:: DATASET ROWS ::
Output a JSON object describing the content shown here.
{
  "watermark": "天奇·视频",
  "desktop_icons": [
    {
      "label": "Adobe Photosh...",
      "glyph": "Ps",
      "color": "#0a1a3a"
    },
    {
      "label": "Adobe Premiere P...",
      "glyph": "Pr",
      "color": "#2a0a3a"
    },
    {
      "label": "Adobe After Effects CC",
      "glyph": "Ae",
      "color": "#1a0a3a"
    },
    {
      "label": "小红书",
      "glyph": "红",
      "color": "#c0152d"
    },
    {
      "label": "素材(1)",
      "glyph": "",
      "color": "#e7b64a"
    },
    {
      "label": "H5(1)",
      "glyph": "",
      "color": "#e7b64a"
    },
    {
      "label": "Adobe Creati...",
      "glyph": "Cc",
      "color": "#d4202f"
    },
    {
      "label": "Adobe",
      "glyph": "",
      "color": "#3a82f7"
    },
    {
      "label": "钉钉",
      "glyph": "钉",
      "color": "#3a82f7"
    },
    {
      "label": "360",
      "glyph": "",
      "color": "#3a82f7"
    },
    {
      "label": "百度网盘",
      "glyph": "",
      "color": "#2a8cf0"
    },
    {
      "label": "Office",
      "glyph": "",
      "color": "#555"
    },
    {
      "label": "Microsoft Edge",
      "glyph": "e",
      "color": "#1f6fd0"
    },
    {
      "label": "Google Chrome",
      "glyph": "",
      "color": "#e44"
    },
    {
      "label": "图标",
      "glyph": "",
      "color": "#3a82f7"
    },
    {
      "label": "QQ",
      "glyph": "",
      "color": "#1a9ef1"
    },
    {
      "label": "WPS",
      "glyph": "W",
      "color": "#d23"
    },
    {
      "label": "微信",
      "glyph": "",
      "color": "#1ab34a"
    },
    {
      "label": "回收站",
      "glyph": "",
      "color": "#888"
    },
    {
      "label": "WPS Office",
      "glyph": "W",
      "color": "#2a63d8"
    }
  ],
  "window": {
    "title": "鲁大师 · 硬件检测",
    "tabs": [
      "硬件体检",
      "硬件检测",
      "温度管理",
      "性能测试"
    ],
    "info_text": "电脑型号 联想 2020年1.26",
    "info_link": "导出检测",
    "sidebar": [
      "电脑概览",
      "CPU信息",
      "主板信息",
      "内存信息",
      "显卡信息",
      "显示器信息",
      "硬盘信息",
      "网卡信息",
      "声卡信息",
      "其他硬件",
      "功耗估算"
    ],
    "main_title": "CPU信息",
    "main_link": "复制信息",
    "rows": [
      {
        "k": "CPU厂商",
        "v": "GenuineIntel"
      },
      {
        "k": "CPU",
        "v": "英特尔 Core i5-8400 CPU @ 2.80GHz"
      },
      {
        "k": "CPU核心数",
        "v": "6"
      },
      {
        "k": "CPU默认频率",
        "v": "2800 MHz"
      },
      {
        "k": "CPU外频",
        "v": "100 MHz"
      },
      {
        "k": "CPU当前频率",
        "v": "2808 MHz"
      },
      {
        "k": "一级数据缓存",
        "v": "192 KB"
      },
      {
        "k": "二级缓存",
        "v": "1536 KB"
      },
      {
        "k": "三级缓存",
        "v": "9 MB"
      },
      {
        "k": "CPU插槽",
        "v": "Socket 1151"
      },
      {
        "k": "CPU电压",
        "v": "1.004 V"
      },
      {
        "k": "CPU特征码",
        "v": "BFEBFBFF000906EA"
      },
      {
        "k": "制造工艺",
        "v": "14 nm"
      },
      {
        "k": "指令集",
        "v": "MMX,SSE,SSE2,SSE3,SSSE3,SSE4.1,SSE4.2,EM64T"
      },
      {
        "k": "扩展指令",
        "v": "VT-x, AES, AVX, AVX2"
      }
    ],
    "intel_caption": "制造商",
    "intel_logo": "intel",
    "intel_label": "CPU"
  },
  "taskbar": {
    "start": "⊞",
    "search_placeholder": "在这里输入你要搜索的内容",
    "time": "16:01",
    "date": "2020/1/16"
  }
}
:::
- [TASK DIRECTIONS] From the first line to the last, retype the data exactly.

- [RESPONSE]
Output a JSON object describing the content shown here.
{
  "watermark": "天奇·视频",
  "desktop_icons": [
    {
      "label": "Adobe Photosh...",
      "glyph": "Ps",
      "color": "#0a1a3a"
    },
    {
      "label": "Adobe Premiere P...",
      "glyph": "Pr",
      "color": "#2a0a3a"
    },
    {
      "label": "Adobe After Effects CC",
      "glyph": "Ae",
      "color": "#1a0a3a"
    },
    {
      "label": "小红书",
      "glyph": "红",
      "color": "#c0152d"
    },
    {
      "label": "素材(1)",
      "glyph": "",
      "color": "#e7b64a"
    },
    {
      "label": "H5(1)",
      "glyph": "",
      "color": "#e7b64a"
    },
    {
      "label": "Adobe Creati...",
      "glyph": "Cc",
      "color": "#d4202f"
    },
    {
      "label": "Adobe",
      "glyph": "",
      "color": "#3a82f7"
    },
    {
      "label": "钉钉",
      "glyph": "钉",
      "color": "#3a82f7"
    },
    {
      "label": "360",
      "glyph": "",
      "color": "#3a82f7"
    },
    {
      "label": "百度网盘",
      "glyph": "",
      "color": "#2a8cf0"
    },
    {
      "label": "Office",
      "glyph": "",
      "color": "#555"
    },
    {
      "label": "Microsoft Edge",
      "glyph": "e",
      "color": "#1f6fd0"
    },
    {
      "label": "Google Chrome",
      "glyph": "",
      "color": "#e44"
    },
    {
      "label": "图标",
      "glyph": "",
      "color": "#3a82f7"
    },
    {
      "label": "QQ",
      "glyph": "",
      "color": "#1a9ef1"
    },
    {
      "label": "WPS",
      "glyph": "W",
      "color": "#d23"
    },
    {
      "label": "微信",
      "glyph": "",
      "color": "#1ab34a"
    },
    {
      "label": "回收站",
      "glyph": "",
      "color": "#888"
    },
    {
      "label": "WPS Office",
      "glyph": "W",
      "color": "#2a63d8"
    }
  ],
  "window": {
    "title": "鲁大师 · 硬件检测",
    "tabs": [
      "硬件体检",
      "硬件检测",
      "温度管理",
      "性能测试"
    ],
    "info_text": "电脑型号 联想 2020年1.26",
    "info_link": "导出检测",
    "sidebar": [
      "电脑概览",
      "CPU信息",
      "主板信息",
      "内存信息",
      "显卡信息",
      "显示器信息",
      "硬盘信息",
      "网卡信息",
      "声卡信息",
      "其他硬件",
      "功耗估算"
    ],
    "main_title": "CPU信息",
    "main_link": "复制信息",
    "rows": [
      {
        "k": "CPU厂商",
        "v": "GenuineIntel"
      },
      {
        "k": "CPU",
        "v": "英特尔 Core i5-8400 CPU @ 2.80GHz"
      },
      {
        "k": "CPU核心数",
        "v": "6"
      },
      {
        "k": "CPU默认频率",
        "v": "2800 MHz"
      },
      {
        "k": "CPU外频",
        "v": "100 MHz"
      },
      {
        "k": "CPU当前频率",
        "v": "2808 MHz"
      },
      {
        "k": "一级数据缓存",
        "v": "192 KB"
      },
      {
        "k": "二级缓存",
        "v": "1536 KB"
      },
      {
        "k": "三级缓存",
        "v": "9 MB"
      },
      {
        "k": "CPU插槽",
        "v": "Socket 1151"
      },
      {
        "k": "CPU电压",
        "v": "1.004 V"
      },
      {
        "k": "CPU特征码",
        "v": "BFEBFBFF000906EA"
      },
      {
        "k": "制造工艺",
        "v": "14 nm"
      },
      {
        "k": "指令集",
        "v": "MMX,SSE,SSE2,SSE3,SSSE3,SSE4.1,SSE4.2,EM64T"
      },
      {
        "k": "扩展指令",
        "v": "VT-x, AES, AVX, AVX2"
      }
    ],
    "intel_caption": "制造商",
    "intel_logo": "intel",
    "intel_label": "CPU"
  },
  "taskbar": {
    "start": "⊞",
    "search_placeholder": "在这里输入你要搜索的内容",
    "time": "16:01",
    "date": "2020/1/16"
  }
}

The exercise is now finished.